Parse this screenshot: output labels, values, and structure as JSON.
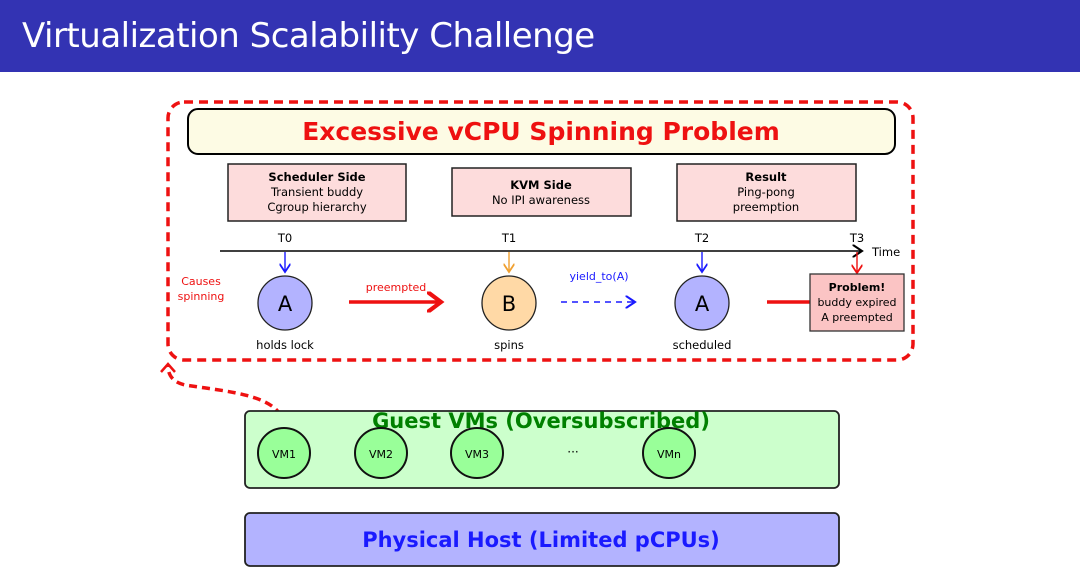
{
  "slide": {
    "title": "Virtualization Scalability Challenge"
  },
  "problem": {
    "title": "Excessive vCPU Spinning Problem",
    "boxes": [
      {
        "heading": "Scheduler Side",
        "lines": [
          "Transient buddy",
          "Cgroup hierarchy"
        ]
      },
      {
        "heading": "KVM Side",
        "lines": [
          "No IPI awareness"
        ]
      },
      {
        "heading": "Result",
        "lines": [
          "Ping-pong",
          "preemption"
        ]
      }
    ],
    "timeline": {
      "ticks": [
        "T0",
        "T1",
        "T2",
        "T3"
      ],
      "label": "Time"
    },
    "nodes": [
      {
        "letter": "A",
        "caption": "holds lock",
        "color": "#b3b3ff"
      },
      {
        "letter": "B",
        "caption": "spins",
        "color": "#ffd9a6"
      },
      {
        "letter": "A",
        "caption": "scheduled",
        "color": "#b3b3ff"
      }
    ],
    "arrows": {
      "preempted": "preempted",
      "yield": "yield_to(A)"
    },
    "side_note": [
      "Causes",
      "spinning"
    ],
    "result_box": {
      "heading": "Problem!",
      "lines": [
        "buddy expired",
        "A preempted"
      ]
    }
  },
  "guests": {
    "title": "Guest VMs (Oversubscribed)",
    "vms": [
      "VM1",
      "VM2",
      "VM3",
      "VMn"
    ],
    "ellipsis": "···"
  },
  "host": {
    "title": "Physical Host (Limited pCPUs)"
  },
  "colors": {
    "header": "#3333b3",
    "accent_red": "#ee1111",
    "blue": "#1a1aff",
    "orange": "#f0a030",
    "green": "#008000"
  }
}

§ **EXERCISE TASK**
Reproduce every entry word for word, but omit the pictures.

§ **RESPONSE TO THE TASK**
Parse this screenshot: output labels, values, and structure as JSON.
{
  "slide": {
    "title": "Virtualization Scalability Challenge"
  },
  "problem": {
    "title": "Excessive vCPU Spinning Problem",
    "boxes": [
      {
        "heading": "Scheduler Side",
        "lines": [
          "Transient buddy",
          "Cgroup hierarchy"
        ]
      },
      {
        "heading": "KVM Side",
        "lines": [
          "No IPI awareness"
        ]
      },
      {
        "heading": "Result",
        "lines": [
          "Ping-pong",
          "preemption"
        ]
      }
    ],
    "timeline": {
      "ticks": [
        "T0",
        "T1",
        "T2",
        "T3"
      ],
      "label": "Time"
    },
    "nodes": [
      {
        "letter": "A",
        "caption": "holds lock",
        "color": "#b3b3ff"
      },
      {
        "letter": "B",
        "caption": "spins",
        "color": "#ffd9a6"
      },
      {
        "letter": "A",
        "caption": "scheduled",
        "color": "#b3b3ff"
      }
    ],
    "arrows": {
      "preempted": "preempted",
      "yield": "yield_to(A)"
    },
    "side_note": [
      "Causes",
      "spinning"
    ],
    "result_box": {
      "heading": "Problem!",
      "lines": [
        "buddy expired",
        "A preempted"
      ]
    }
  },
  "guests": {
    "title": "Guest VMs (Oversubscribed)",
    "vms": [
      "VM1",
      "VM2",
      "VM3",
      "VMn"
    ],
    "ellipsis": "···"
  },
  "host": {
    "title": "Physical Host (Limited pCPUs)"
  },
  "colors": {
    "header": "#3333b3",
    "accent_red": "#ee1111",
    "blue": "#1a1aff",
    "orange": "#f0a030",
    "green": "#008000"
  }
}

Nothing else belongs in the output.